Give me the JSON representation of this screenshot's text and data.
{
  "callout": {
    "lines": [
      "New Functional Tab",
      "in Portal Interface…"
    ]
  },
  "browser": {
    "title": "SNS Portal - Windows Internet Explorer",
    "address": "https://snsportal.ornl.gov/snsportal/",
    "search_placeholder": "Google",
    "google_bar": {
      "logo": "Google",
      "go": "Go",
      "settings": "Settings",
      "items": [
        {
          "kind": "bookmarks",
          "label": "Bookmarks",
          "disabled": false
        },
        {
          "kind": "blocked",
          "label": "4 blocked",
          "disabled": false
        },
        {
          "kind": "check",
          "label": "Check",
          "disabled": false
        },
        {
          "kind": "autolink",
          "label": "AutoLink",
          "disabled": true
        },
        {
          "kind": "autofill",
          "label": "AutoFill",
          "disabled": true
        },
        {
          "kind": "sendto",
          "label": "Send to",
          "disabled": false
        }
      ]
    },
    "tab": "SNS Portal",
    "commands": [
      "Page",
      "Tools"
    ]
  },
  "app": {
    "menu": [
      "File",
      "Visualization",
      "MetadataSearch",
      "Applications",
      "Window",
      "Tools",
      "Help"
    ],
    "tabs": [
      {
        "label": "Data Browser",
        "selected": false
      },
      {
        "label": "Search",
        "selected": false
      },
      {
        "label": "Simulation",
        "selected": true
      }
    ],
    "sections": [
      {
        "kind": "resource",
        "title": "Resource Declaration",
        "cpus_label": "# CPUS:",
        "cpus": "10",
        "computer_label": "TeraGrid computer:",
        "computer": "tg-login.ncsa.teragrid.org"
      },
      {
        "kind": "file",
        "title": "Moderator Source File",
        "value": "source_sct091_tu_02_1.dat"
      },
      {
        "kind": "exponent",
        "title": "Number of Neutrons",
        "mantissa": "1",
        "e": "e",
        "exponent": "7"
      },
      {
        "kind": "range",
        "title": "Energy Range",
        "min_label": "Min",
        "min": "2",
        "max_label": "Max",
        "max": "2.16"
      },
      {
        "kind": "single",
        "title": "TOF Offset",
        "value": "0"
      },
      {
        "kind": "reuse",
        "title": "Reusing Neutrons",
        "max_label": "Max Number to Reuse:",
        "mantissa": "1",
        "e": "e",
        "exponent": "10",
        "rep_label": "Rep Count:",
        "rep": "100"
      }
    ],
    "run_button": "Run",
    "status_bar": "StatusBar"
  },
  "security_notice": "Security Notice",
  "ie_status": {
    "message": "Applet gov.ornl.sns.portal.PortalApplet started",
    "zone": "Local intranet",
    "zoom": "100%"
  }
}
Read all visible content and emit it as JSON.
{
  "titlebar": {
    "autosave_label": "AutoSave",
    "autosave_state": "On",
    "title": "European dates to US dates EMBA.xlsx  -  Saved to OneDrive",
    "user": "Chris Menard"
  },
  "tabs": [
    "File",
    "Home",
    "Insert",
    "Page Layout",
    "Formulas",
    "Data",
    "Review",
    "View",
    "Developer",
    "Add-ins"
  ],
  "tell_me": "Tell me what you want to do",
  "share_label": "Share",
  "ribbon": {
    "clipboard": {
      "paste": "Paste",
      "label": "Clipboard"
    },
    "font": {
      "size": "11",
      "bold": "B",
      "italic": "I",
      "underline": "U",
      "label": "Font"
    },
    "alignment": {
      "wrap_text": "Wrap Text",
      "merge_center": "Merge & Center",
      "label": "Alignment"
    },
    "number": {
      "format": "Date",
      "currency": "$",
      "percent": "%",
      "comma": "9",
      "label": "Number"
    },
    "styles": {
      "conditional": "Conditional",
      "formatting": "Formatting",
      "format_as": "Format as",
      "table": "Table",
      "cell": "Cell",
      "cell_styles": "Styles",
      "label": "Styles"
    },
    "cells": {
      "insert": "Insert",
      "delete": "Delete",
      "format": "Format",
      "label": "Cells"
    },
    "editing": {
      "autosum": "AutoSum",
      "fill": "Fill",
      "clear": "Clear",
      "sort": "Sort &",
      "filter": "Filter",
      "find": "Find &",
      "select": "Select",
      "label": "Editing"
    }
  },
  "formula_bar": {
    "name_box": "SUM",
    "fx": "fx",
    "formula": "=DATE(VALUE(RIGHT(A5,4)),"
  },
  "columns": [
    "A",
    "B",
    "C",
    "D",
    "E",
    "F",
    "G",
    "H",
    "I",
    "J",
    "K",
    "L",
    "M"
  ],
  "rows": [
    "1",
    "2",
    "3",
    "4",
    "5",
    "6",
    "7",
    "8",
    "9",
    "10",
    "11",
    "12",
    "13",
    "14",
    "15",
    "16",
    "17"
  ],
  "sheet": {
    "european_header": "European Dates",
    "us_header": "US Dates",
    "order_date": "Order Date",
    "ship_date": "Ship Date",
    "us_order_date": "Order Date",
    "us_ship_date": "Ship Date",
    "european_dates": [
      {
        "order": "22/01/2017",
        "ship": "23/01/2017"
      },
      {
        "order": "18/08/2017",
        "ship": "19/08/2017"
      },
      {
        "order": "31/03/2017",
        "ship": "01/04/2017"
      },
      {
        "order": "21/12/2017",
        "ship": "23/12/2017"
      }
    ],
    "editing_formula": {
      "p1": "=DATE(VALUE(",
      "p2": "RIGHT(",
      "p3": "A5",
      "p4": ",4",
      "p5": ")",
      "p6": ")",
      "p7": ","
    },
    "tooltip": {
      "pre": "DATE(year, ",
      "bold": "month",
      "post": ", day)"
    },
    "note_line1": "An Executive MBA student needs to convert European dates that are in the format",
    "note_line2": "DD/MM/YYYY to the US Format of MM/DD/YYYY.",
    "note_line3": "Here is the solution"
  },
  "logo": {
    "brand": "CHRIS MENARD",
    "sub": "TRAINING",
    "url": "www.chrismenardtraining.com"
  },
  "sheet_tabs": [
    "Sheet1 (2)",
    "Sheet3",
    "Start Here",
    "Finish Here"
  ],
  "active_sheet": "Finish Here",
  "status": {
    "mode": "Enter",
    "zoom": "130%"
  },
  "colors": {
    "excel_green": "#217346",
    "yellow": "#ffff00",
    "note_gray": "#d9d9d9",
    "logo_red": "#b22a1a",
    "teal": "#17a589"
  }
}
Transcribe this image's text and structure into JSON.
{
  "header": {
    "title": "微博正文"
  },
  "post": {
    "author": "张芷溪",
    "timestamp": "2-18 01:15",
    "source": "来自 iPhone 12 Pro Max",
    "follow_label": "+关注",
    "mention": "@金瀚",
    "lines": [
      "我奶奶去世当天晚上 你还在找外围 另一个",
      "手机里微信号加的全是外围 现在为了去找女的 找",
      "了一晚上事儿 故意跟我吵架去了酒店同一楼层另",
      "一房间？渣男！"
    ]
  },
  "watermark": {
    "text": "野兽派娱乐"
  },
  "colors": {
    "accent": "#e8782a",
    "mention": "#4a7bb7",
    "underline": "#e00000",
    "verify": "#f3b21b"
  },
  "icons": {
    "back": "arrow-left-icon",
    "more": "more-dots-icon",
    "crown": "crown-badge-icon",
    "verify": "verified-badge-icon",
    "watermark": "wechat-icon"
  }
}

### To do
Extract the data exactly as given.

### Exercise response
Give me the JSON representation of this screenshot's text and data.
{
  "callout": {
    "lines": [
      "New Functional Tab",
      "in Portal Interface…"
    ]
  },
  "browser": {
    "title": "SNS Portal - Windows Internet Explorer",
    "address": "https://snsportal.ornl.gov/snsportal/",
    "search_placeholder": "Google",
    "google_bar": {
      "logo": "Google",
      "go": "Go",
      "settings": "Settings",
      "items": [
        {
          "kind": "bookmarks",
          "label": "Bookmarks",
          "disabled": false
        },
        {
          "kind": "blocked",
          "label": "4 blocked",
          "disabled": false
        },
        {
          "kind": "check",
          "label": "Check",
          "disabled": false
        },
        {
          "kind": "autolink",
          "label": "AutoLink",
          "disabled": true
        },
        {
          "kind": "autofill",
          "label": "AutoFill",
          "disabled": true
        },
        {
          "kind": "sendto",
          "label": "Send to",
          "disabled": false
        }
      ]
    },
    "tab": "SNS Portal",
    "commands": [
      "Page",
      "Tools"
    ]
  },
  "app": {
    "menu": [
      "File",
      "Visualization",
      "MetadataSearch",
      "Applications",
      "Window",
      "Tools",
      "Help"
    ],
    "tabs": [
      {
        "label": "Data Browser",
        "selected": false
      },
      {
        "label": "Search",
        "selected": false
      },
      {
        "label": "Simulation",
        "selected": true
      }
    ],
    "sections": [
      {
        "kind": "resource",
        "title": "Resource Declaration",
        "cpus_label": "# CPUS:",
        "cpus": "10",
        "computer_label": "TeraGrid computer:",
        "computer": "tg-login.ncsa.teragrid.org"
      },
      {
        "kind": "file",
        "title": "Moderator Source File",
        "value": "source_sct091_tu_02_1.dat"
      },
      {
        "kind": "exponent",
        "title": "Number of Neutrons",
        "mantissa": "1",
        "e": "e",
        "exponent": "7"
      },
      {
        "kind": "range",
        "title": "Energy Range",
        "min_label": "Min",
        "min": "2",
        "max_label": "Max",
        "max": "2.16"
      },
      {
        "kind": "single",
        "title": "TOF Offset",
        "value": "0"
      },
      {
        "kind": "reuse",
        "title": "Reusing Neutrons",
        "max_label": "Max Number to Reuse:",
        "mantissa": "1",
        "e": "e",
        "exponent": "10",
        "rep_label": "Rep Count:",
        "rep": "100"
      }
    ],
    "run_button": "Run",
    "status_bar": "StatusBar"
  },
  "security_notice": "Security Notice",
  "ie_status": {
    "message": "Applet gov.ornl.sns.portal.PortalApplet started",
    "zone": "Local intranet",
    "zoom": "100%"
  }
}
Read all visible content and emit it as JSON.
{
  "titlebar": {
    "autosave_label": "AutoSave",
    "autosave_state": "On",
    "title": "European dates to US dates EMBA.xlsx  -  Saved to OneDrive",
    "user": "Chris Menard"
  },
  "tabs": [
    "File",
    "Home",
    "Insert",
    "Page Layout",
    "Formulas",
    "Data",
    "Review",
    "View",
    "Developer",
    "Add-ins"
  ],
  "tell_me": "Tell me what you want to do",
  "share_label": "Share",
  "ribbon": {
    "clipboard": {
      "paste": "Paste",
      "label": "Clipboard"
    },
    "font": {
      "size": "11",
      "bold": "B",
      "italic": "I",
      "underline": "U",
      "label": "Font"
    },
    "alignment": {
      "wrap_text": "Wrap Text",
      "merge_center": "Merge & Center",
      "label": "Alignment"
    },
    "number": {
      "format": "Date",
      "currency": "$",
      "percent": "%",
      "comma": "9",
      "label": "Number"
    },
    "styles": {
      "conditional": "Conditional",
      "formatting": "Formatting",
      "format_as": "Format as",
      "table": "Table",
      "cell": "Cell",
      "cell_styles": "Styles",
      "label": "Styles"
    },
    "cells": {
      "insert": "Insert",
      "delete": "Delete",
      "format": "Format",
      "label": "Cells"
    },
    "editing": {
      "autosum": "AutoSum",
      "fill": "Fill",
      "clear": "Clear",
      "sort": "Sort &",
      "filter": "Filter",
      "find": "Find &",
      "select": "Select",
      "label": "Editing"
    }
  },
  "formula_bar": {
    "name_box": "SUM",
    "fx": "fx",
    "formula": "=DATE(VALUE(RIGHT(A5,4)),"
  },
  "columns": [
    "A",
    "B",
    "C",
    "D",
    "E",
    "F",
    "G",
    "H",
    "I",
    "J",
    "K",
    "L",
    "M"
  ],
  "rows": [
    "1",
    "2",
    "3",
    "4",
    "5",
    "6",
    "7",
    "8",
    "9",
    "10",
    "11",
    "12",
    "13",
    "14",
    "15",
    "16",
    "17"
  ],
  "sheet": {
    "european_header": "European Dates",
    "us_header": "US Dates",
    "order_date": "Order Date",
    "ship_date": "Ship Date",
    "us_order_date": "Order Date",
    "us_ship_date": "Ship Date",
    "european_dates": [
      {
        "order": "22/01/2017",
        "ship": "23/01/2017"
      },
      {
        "order": "18/08/2017",
        "ship": "19/08/2017"
      },
      {
        "order": "31/03/2017",
        "ship": "01/04/2017"
      },
      {
        "order": "21/12/2017",
        "ship": "23/12/2017"
      }
    ],
    "editing_formula": {
      "p1": "=DATE(VALUE(",
      "p2": "RIGHT(",
      "p3": "A5",
      "p4": ",4",
      "p5": ")",
      "p6": ")",
      "p7": ","
    },
    "tooltip": {
      "pre": "DATE(year, ",
      "bold": "month",
      "post": ", day)"
    },
    "note_line1": "An Executive MBA student needs to convert European dates that are in the format",
    "note_line2": "DD/MM/YYYY to the US Format of MM/DD/YYYY.",
    "note_line3": "Here is the solution"
  },
  "logo": {
    "brand": "CHRIS MENARD",
    "sub": "TRAINING",
    "url": "www.chrismenardtraining.com"
  },
  "sheet_tabs": [
    "Sheet1 (2)",
    "Sheet3",
    "Start Here",
    "Finish Here"
  ],
  "active_sheet": "Finish Here",
  "status": {
    "mode": "Enter",
    "zoom": "130%"
  },
  "colors": {
    "excel_green": "#217346",
    "yellow": "#ffff00",
    "note_gray": "#d9d9d9",
    "logo_red": "#b22a1a",
    "teal": "#17a589"
  }
}
Transcribe this image's text and structure into JSON.
{
  "header": {
    "title": "微博正文"
  },
  "post": {
    "author": "张芷溪",
    "timestamp": "2-18 01:15",
    "source": "来自 iPhone 12 Pro Max",
    "follow_label": "+关注",
    "mention": "@金瀚",
    "lines": [
      "我奶奶去世当天晚上 你还在找外围 另一个",
      "手机里微信号加的全是外围 现在为了去找女的 找",
      "了一晚上事儿 故意跟我吵架去了酒店同一楼层另",
      "一房间？渣男！"
    ]
  },
  "watermark": {
    "text": "野兽派娱乐"
  },
  "colors": {
    "accent": "#e8782a",
    "mention": "#4a7bb7",
    "underline": "#e00000",
    "verify": "#f3b21b"
  },
  "icons": {
    "back": "arrow-left-icon",
    "more": "more-dots-icon",
    "crown": "crown-badge-icon",
    "verify": "verified-badge-icon",
    "watermark": "wechat-icon"
  }
}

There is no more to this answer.